▸ WORK ORDER
Wherever "Buscar" turns up in the entries, copy out the line that holds it.

Data extracted from a collection:
=== Section Start ===

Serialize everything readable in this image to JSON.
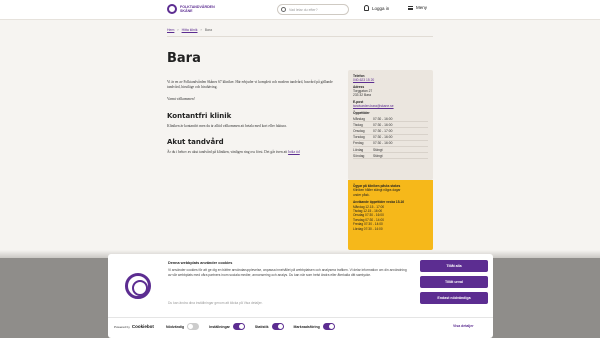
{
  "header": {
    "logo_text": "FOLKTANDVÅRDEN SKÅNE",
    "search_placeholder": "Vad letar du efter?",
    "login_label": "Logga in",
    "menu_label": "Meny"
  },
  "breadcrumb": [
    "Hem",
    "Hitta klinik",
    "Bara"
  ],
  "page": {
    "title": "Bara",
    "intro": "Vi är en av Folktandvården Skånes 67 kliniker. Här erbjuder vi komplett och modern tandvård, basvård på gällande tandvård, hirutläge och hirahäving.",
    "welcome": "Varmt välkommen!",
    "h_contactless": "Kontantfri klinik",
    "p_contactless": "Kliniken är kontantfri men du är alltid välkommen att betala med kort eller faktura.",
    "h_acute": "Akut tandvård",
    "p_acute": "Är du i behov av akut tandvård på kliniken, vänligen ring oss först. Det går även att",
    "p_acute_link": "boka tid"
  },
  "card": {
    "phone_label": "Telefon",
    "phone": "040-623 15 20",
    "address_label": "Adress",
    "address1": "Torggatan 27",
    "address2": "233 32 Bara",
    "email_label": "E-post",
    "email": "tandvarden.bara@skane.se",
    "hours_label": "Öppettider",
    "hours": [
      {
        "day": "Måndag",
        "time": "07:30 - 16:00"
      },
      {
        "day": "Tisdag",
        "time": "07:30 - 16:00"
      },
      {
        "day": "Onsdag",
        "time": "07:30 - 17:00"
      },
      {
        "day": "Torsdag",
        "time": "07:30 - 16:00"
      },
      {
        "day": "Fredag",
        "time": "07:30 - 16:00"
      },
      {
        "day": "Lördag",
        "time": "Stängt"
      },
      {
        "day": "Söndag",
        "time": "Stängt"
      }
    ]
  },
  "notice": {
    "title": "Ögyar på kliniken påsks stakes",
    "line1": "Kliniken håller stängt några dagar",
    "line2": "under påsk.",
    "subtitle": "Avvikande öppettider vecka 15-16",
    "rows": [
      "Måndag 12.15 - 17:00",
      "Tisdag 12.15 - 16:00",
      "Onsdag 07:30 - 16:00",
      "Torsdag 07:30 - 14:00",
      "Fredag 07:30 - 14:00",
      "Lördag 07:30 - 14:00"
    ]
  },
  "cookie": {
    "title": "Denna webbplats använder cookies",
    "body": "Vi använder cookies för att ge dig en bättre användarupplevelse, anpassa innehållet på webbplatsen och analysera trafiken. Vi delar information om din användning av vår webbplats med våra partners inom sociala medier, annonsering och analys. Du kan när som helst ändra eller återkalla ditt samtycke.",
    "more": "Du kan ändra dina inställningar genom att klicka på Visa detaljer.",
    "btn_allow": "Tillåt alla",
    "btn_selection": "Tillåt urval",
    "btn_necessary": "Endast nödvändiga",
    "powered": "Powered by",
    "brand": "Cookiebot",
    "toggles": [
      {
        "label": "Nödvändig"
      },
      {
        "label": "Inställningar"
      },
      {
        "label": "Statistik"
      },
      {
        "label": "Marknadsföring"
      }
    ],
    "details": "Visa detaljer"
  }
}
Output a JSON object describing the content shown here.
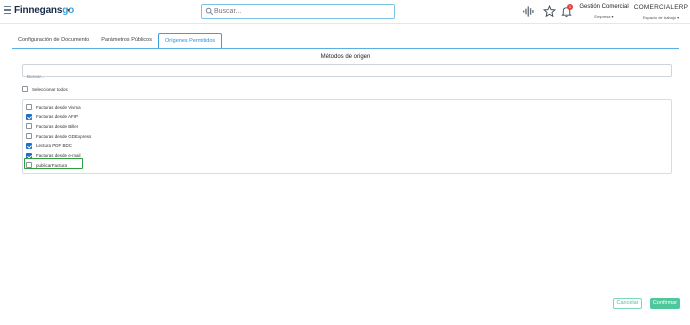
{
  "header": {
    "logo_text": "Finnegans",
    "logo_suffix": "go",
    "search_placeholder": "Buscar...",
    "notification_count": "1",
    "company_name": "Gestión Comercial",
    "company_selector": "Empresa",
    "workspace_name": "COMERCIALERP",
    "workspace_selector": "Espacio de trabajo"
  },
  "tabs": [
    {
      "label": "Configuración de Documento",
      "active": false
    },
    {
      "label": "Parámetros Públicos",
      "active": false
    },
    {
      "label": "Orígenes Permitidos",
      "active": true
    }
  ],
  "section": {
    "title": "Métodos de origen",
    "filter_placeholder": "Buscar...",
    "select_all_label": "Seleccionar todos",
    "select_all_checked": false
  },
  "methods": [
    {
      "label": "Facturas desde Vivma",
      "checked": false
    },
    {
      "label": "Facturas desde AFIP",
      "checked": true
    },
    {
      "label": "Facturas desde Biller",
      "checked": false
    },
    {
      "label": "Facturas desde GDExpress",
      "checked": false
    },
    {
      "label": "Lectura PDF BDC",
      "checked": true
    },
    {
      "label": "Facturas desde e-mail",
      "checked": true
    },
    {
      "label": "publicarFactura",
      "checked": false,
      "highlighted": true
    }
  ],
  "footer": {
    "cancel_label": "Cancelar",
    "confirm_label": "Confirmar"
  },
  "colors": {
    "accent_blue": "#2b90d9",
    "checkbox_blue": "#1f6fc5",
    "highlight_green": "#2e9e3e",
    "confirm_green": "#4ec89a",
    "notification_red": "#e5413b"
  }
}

=== Section End ===

▸ RESULT
    "search_placeholder": "Buscar...",
    "filter_placeholder": "Buscar...",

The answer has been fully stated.